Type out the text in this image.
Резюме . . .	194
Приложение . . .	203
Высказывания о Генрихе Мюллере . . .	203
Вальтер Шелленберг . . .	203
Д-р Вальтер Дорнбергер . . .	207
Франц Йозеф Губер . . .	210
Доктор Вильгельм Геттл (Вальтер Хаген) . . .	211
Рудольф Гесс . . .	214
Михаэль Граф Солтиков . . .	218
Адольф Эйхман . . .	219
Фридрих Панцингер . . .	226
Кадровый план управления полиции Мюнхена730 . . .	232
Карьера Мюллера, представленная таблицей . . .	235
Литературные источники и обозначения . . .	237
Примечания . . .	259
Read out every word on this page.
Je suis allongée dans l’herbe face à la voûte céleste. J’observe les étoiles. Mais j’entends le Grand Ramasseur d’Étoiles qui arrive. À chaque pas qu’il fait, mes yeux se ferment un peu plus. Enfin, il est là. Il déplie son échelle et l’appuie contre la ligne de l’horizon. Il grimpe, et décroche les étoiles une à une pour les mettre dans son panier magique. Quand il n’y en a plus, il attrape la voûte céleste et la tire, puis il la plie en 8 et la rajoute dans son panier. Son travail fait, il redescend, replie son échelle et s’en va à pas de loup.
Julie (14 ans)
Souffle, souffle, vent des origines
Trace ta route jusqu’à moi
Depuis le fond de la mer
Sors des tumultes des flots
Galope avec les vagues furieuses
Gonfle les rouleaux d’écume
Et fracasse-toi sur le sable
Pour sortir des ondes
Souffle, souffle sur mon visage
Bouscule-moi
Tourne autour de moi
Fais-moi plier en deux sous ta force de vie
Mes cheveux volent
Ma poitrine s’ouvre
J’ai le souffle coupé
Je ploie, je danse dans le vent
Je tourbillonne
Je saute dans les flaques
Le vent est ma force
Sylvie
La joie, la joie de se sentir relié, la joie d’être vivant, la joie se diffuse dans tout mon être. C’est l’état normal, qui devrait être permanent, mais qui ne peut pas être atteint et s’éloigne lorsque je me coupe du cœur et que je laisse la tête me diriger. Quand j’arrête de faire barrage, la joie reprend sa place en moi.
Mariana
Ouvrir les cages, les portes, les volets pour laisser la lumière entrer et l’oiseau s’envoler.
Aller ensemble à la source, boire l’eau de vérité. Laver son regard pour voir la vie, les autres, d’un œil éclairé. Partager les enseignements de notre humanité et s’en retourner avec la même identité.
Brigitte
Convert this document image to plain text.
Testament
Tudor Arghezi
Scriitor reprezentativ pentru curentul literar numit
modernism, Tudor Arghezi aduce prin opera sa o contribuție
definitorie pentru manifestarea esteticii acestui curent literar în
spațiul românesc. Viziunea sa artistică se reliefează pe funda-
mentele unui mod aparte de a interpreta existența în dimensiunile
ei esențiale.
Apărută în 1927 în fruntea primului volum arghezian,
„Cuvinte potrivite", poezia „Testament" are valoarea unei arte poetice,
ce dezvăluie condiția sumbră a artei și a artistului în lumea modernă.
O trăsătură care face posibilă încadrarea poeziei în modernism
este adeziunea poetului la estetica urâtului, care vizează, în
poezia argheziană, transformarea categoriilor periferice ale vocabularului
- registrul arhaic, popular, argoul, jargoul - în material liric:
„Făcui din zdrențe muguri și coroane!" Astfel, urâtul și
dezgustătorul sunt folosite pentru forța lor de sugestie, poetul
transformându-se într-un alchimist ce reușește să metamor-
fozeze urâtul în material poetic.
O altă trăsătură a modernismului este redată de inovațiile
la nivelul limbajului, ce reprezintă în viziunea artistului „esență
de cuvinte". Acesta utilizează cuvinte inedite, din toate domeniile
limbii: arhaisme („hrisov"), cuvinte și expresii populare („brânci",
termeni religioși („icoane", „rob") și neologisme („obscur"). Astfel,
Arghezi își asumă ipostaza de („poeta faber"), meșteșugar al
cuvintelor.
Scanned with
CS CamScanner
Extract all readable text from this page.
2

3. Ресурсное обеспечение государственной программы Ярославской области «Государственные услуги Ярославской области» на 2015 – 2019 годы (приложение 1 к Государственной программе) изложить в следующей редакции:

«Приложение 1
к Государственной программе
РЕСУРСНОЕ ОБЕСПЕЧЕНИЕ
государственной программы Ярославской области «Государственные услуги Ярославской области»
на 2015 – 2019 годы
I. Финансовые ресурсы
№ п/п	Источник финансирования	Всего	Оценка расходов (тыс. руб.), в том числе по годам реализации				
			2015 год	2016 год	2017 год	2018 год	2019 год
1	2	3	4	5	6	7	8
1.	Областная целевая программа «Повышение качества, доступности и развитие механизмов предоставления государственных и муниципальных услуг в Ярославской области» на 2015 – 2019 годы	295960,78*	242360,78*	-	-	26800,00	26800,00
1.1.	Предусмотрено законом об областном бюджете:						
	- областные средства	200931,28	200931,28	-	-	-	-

────────────────

Task directions = In the entries above, find each line with the word "trăsătură" and show it.

Exercise result =
O trăsătură care face posibilă încadrarea poeziei în modernism
O altă trăsătură a modernismului este redată de inovațiile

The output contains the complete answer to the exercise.